▶ **What the task requires**
In the data below, reproduce word for word every line from the line with "text-line: وأبْثَثْتُه جَلاجِلَ(٥)" to the line with "footnote: (٦) في", including both of those lines.

Items from a dataset:
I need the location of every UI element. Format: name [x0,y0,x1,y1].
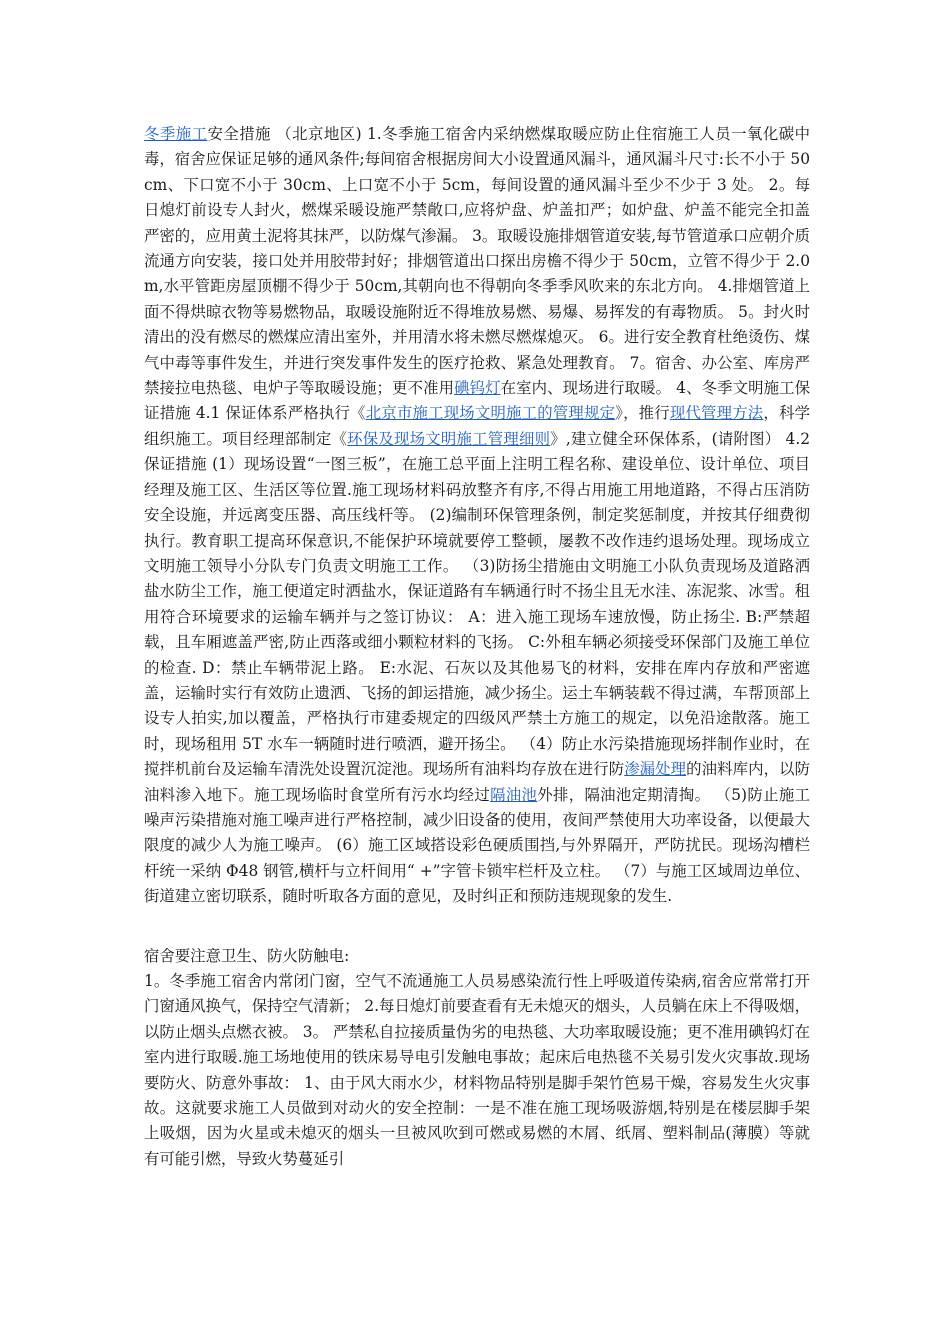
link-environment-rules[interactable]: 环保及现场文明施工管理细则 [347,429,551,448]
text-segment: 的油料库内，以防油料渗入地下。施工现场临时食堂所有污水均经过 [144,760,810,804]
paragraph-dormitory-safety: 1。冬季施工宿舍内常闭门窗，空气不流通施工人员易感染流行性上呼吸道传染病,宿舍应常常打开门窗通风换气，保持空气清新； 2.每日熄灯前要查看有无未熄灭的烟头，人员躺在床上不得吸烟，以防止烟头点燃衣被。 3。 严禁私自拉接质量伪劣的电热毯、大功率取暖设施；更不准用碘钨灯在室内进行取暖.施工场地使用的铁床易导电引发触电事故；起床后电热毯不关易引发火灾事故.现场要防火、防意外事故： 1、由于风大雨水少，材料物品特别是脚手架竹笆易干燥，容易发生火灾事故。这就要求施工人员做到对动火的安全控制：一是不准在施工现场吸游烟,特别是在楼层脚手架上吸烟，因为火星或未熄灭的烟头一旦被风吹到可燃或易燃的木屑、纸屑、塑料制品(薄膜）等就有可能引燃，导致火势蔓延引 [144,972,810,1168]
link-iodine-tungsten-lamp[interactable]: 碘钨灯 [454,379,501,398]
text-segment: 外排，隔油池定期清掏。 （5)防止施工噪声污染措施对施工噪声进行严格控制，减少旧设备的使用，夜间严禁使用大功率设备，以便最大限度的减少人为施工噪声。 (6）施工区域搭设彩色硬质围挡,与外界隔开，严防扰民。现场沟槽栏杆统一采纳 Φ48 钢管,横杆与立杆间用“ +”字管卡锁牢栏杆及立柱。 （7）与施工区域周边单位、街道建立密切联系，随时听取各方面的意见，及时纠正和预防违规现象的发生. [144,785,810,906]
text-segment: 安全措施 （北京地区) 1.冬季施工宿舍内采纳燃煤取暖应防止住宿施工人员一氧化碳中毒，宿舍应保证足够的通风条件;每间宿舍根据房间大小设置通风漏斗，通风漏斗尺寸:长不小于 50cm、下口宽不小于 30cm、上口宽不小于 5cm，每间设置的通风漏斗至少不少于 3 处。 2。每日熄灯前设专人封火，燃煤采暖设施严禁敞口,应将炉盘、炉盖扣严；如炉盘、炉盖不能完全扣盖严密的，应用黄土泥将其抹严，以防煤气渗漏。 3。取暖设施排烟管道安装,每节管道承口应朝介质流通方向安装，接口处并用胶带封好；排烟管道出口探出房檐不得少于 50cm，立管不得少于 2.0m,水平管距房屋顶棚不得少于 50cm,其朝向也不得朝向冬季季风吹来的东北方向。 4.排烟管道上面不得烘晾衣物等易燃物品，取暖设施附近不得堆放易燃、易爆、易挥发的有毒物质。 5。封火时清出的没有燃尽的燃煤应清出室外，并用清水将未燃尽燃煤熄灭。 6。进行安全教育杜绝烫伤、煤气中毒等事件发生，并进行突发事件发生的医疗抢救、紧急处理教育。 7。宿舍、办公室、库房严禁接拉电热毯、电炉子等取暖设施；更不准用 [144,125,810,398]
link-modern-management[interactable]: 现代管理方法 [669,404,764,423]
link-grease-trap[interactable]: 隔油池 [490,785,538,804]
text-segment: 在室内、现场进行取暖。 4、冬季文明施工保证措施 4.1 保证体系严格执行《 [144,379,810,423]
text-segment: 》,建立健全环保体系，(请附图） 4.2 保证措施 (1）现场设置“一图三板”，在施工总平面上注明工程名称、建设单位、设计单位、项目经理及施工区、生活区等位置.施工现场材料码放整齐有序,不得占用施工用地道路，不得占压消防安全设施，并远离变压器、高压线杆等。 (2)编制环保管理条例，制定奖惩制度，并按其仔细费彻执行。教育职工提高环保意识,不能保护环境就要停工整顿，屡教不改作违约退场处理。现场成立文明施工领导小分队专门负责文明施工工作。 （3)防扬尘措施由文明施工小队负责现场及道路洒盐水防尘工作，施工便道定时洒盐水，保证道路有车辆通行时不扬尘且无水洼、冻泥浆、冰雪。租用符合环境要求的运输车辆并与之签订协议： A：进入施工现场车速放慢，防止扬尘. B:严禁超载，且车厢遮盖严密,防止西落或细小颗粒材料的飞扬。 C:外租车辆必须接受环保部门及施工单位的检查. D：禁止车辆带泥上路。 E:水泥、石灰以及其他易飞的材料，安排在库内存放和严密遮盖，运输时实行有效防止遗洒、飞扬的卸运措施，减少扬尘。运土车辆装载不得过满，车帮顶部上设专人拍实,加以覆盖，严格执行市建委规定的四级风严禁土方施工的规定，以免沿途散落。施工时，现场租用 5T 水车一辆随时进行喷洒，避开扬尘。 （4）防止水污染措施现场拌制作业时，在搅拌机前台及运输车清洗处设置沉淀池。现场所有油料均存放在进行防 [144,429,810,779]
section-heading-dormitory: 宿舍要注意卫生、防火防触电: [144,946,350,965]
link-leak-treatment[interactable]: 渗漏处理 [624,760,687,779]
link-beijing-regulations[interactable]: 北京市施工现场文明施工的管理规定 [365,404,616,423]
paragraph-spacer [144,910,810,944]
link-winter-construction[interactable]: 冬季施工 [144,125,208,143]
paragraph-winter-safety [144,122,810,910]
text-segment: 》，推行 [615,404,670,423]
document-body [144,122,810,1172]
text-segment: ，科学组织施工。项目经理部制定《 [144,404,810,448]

--

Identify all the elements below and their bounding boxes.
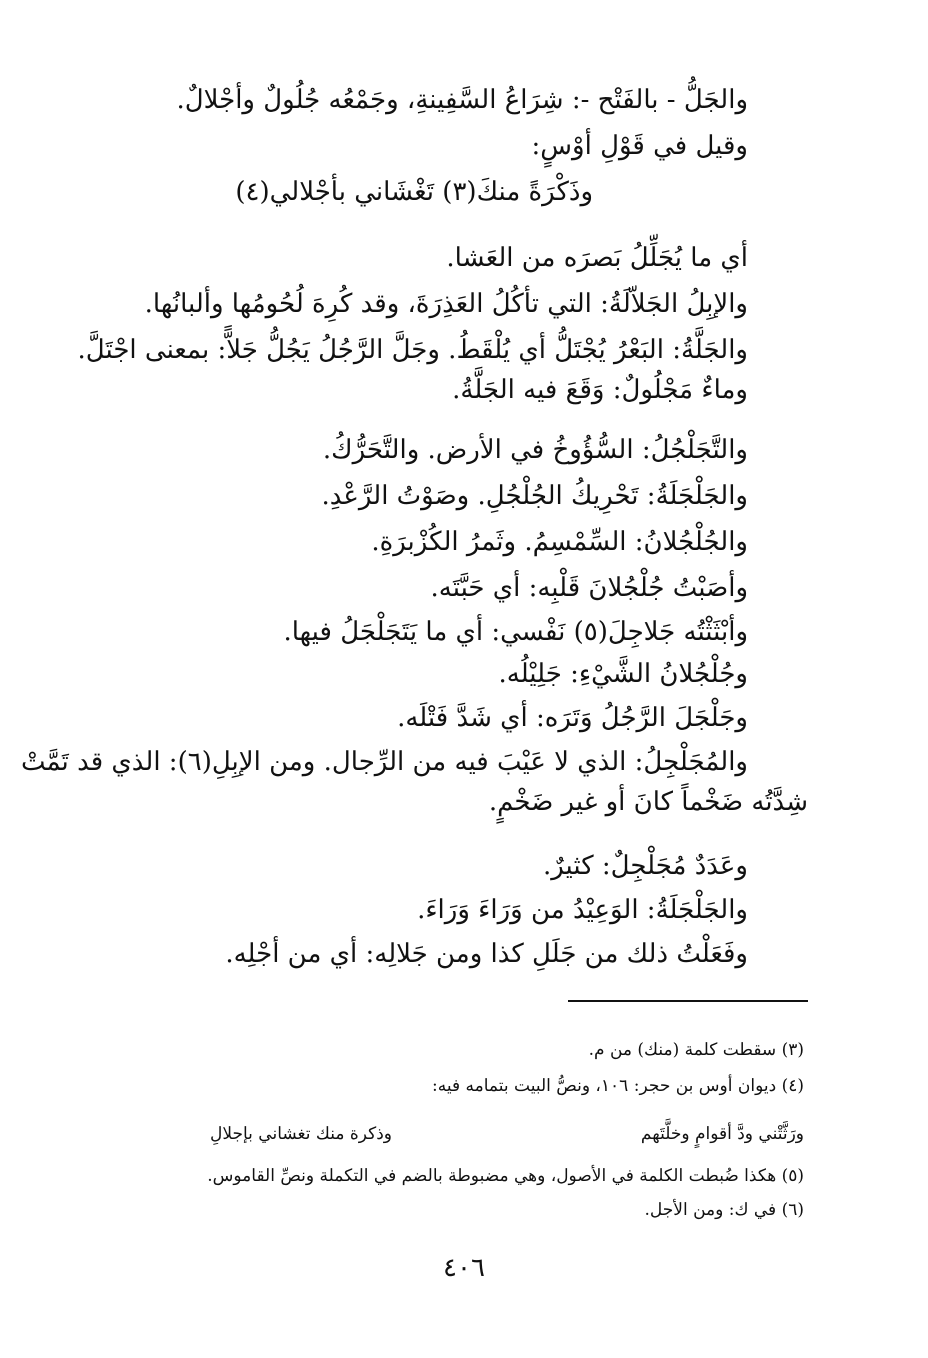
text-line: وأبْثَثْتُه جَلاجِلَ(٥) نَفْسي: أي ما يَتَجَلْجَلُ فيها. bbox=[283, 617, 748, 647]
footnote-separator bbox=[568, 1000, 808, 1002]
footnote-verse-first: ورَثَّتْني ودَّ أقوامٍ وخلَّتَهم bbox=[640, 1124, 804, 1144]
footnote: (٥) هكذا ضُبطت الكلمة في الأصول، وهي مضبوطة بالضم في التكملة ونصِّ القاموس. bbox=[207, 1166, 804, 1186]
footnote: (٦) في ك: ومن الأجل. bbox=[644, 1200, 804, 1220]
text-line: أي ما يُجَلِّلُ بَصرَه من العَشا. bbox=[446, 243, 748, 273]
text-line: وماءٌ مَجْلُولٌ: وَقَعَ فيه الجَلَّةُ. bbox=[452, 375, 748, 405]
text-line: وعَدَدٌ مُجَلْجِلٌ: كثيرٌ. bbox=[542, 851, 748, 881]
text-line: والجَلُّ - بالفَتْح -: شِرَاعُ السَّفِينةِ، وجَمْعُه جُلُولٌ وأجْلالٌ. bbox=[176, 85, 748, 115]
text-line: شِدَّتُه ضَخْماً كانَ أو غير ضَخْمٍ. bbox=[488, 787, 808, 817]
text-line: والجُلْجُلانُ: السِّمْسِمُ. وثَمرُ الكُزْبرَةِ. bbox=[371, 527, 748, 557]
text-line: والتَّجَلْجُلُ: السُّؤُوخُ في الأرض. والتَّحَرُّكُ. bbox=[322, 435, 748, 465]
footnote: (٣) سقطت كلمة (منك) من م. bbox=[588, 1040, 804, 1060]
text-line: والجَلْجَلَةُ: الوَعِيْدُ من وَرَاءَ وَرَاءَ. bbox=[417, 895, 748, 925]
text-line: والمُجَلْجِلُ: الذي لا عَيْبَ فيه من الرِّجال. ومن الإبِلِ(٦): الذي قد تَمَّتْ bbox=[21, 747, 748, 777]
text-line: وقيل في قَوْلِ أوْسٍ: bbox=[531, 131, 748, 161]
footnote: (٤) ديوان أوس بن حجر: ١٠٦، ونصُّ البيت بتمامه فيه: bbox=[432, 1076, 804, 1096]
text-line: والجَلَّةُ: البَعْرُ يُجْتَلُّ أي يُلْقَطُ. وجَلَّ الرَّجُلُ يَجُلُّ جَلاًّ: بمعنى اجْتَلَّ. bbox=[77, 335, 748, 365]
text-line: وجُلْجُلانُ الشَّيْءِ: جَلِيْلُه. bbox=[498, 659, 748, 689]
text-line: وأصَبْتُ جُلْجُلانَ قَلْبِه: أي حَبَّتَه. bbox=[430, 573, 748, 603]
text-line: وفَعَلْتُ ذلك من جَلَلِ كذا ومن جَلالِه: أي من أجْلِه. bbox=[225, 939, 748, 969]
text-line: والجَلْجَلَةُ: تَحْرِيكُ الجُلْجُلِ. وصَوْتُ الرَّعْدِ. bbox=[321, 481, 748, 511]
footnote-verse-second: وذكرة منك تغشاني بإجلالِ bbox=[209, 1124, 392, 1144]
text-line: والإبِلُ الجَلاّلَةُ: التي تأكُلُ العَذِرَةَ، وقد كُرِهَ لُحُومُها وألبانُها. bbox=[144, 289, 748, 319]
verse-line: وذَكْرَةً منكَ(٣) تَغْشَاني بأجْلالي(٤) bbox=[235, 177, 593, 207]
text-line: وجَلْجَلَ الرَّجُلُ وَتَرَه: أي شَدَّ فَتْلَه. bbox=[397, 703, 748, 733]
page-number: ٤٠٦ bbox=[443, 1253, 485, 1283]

▶ **Output of the exercise**
text-line: وأبْثَثْتُه جَلاجِلَ(٥) نَفْسي: أي ما يَتَجَلْجَلُ فيها. bbox=[283, 617, 748, 647]
footnote-separator bbox=[568, 1000, 808, 1002]
footnote-verse-first: ورَثَّتْني ودَّ أقوامٍ وخلَّتَهم bbox=[640, 1124, 804, 1144]
footnote: (٥) هكذا ضُبطت الكلمة في الأصول، وهي مضبوطة بالضم في التكملة ونصِّ القاموس. bbox=[207, 1166, 804, 1186]
footnote: (٦) في ك: ومن الأجل. bbox=[644, 1200, 804, 1220]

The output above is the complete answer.